■ **Annotations par coordonnées**:
◇ ◇ ◇ ◇ ◇ ◇ ◇

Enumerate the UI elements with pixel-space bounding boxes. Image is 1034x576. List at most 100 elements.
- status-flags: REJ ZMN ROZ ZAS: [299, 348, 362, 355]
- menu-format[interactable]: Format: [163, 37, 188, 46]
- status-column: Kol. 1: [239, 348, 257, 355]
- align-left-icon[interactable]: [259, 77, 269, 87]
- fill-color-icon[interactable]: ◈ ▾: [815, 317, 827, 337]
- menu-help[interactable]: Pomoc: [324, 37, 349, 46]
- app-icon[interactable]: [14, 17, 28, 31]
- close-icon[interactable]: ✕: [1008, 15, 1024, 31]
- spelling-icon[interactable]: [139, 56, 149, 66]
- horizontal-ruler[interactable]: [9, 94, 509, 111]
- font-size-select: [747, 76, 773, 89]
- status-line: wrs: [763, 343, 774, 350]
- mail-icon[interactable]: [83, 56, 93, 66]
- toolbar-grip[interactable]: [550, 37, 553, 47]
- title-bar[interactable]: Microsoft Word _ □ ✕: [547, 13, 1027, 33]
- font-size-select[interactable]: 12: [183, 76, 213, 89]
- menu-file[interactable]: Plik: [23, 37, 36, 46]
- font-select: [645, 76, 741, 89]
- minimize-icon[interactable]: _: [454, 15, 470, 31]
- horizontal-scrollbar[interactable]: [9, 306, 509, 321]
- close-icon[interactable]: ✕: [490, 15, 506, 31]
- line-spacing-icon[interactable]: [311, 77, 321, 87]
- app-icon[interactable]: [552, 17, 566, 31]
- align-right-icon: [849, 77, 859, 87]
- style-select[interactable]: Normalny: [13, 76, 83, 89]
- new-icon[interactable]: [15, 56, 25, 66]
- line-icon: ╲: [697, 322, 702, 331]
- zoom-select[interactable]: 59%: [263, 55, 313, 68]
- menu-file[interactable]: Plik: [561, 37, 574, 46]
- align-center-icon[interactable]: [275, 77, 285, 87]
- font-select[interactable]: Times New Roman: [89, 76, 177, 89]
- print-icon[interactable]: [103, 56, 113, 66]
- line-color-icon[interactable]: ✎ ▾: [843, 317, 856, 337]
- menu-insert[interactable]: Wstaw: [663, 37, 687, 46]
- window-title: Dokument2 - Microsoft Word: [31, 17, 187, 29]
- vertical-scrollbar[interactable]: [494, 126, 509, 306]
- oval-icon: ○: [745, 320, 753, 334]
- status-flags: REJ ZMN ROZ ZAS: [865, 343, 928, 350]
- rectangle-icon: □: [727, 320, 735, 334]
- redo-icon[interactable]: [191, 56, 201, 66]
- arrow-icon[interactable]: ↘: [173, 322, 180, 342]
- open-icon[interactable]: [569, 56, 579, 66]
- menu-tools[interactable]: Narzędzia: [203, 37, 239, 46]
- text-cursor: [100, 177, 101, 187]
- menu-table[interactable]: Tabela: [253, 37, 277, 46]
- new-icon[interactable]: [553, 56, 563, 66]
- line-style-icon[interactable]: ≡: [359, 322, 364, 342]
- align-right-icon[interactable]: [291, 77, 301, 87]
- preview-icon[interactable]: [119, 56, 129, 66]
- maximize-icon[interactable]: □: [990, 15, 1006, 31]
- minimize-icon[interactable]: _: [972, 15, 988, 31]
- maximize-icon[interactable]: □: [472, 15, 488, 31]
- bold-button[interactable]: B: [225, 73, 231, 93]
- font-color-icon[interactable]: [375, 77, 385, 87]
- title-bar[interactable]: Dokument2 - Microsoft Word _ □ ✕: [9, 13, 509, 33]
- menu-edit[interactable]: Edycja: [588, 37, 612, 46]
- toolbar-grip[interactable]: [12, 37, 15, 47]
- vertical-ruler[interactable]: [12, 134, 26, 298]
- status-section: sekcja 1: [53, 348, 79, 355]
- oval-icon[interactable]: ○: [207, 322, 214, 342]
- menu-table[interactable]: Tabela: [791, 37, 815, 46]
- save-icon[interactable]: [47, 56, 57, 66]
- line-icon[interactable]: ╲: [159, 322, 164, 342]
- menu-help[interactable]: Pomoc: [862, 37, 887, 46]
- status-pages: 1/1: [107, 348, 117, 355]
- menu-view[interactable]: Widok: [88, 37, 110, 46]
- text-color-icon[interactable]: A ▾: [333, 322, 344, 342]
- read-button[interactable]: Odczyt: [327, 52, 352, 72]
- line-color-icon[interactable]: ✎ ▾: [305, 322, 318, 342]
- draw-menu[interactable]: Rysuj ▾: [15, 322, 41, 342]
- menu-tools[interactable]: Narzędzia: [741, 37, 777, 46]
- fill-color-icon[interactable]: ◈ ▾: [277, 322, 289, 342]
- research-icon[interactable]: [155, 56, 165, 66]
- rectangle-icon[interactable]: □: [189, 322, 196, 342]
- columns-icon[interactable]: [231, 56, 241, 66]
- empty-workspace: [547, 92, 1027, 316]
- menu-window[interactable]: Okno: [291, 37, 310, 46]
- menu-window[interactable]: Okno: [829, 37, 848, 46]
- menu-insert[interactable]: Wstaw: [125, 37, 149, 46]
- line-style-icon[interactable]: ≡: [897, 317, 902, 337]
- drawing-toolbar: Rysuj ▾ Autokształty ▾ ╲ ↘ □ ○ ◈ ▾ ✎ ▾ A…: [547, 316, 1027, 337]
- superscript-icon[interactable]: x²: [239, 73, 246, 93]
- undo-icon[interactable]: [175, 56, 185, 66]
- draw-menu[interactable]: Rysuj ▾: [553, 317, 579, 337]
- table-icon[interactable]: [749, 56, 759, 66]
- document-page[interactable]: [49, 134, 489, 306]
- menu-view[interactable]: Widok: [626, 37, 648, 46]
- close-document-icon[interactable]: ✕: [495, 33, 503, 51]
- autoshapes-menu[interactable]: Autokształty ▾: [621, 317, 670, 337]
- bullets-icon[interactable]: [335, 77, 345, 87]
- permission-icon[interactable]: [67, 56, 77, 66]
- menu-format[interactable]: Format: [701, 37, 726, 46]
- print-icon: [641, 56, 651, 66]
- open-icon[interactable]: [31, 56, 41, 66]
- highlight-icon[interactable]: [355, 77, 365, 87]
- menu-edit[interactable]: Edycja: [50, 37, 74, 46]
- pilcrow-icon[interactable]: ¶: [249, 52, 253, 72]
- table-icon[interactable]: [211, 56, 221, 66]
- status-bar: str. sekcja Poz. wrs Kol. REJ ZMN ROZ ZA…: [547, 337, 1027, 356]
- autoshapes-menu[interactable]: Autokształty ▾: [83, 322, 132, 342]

◇ ◇ ◇ ◇ ◇ ◇ ◇

■ **VOTRE OBJECTIF**:
Présentez en liste numérotée les lignes des données, depuis le début jusqu'à la ligne contenant « - zoom-select[interactable]: 59%: [263, 55, 313, 68] » incluse, sans les lignes vides.

■ **LA RÉPONSE**:
1. Enumerate the UI elements with pixel-space bounding boxes. Image is 1034x576. List at most 100 elements.
2. - status-flags: REJ ZMN ROZ ZAS: [299, 348, 362, 355]
3. - menu-format[interactable]: Format: [163, 37, 188, 46]
4. - status-column: Kol. 1: [239, 348, 257, 355]
5. - align-left-icon[interactable]: [259, 77, 269, 87]
6. - fill-color-icon[interactable]: ◈ ▾: [815, 317, 827, 337]
7. - menu-help[interactable]: Pomoc: [324, 37, 349, 46]
8. - app-icon[interactable]: [14, 17, 28, 31]
9. - close-icon[interactable]: ✕: [1008, 15, 1024, 31]
10. - spelling-icon[interactable]: [139, 56, 149, 66]
11. - horizontal-ruler[interactable]: [9, 94, 509, 111]
12. - font-size-select: [747, 76, 773, 89]
13. - status-line: wrs: [763, 343, 774, 350]
14. - mail-icon[interactable]: [83, 56, 93, 66]
15. - toolbar-grip[interactable]: [550, 37, 553, 47]
16. - title-bar[interactable]: Microsoft Word _ □ ✕: [547, 13, 1027, 33]
17. - font-size-select[interactable]: 12: [183, 76, 213, 89]
18. - menu-file[interactable]: Plik: [23, 37, 36, 46]
19. - font-select: [645, 76, 741, 89]
20. - minimize-icon[interactable]: _: [454, 15, 470, 31]
21. - horizontal-scrollbar[interactable]: [9, 306, 509, 321]
22. - close-icon[interactable]: ✕: [490, 15, 506, 31]
23. - line-spacing-icon[interactable]: [311, 77, 321, 87]
24. - app-icon[interactable]: [552, 17, 566, 31]
25. - align-right-icon: [849, 77, 859, 87]
26. - style-select[interactable]: Normalny: [13, 76, 83, 89]
27. - new-icon[interactable]: [15, 56, 25, 66]
28. - line-icon: ╲: [697, 322, 702, 331]
29. - zoom-select[interactable]: 59%: [263, 55, 313, 68]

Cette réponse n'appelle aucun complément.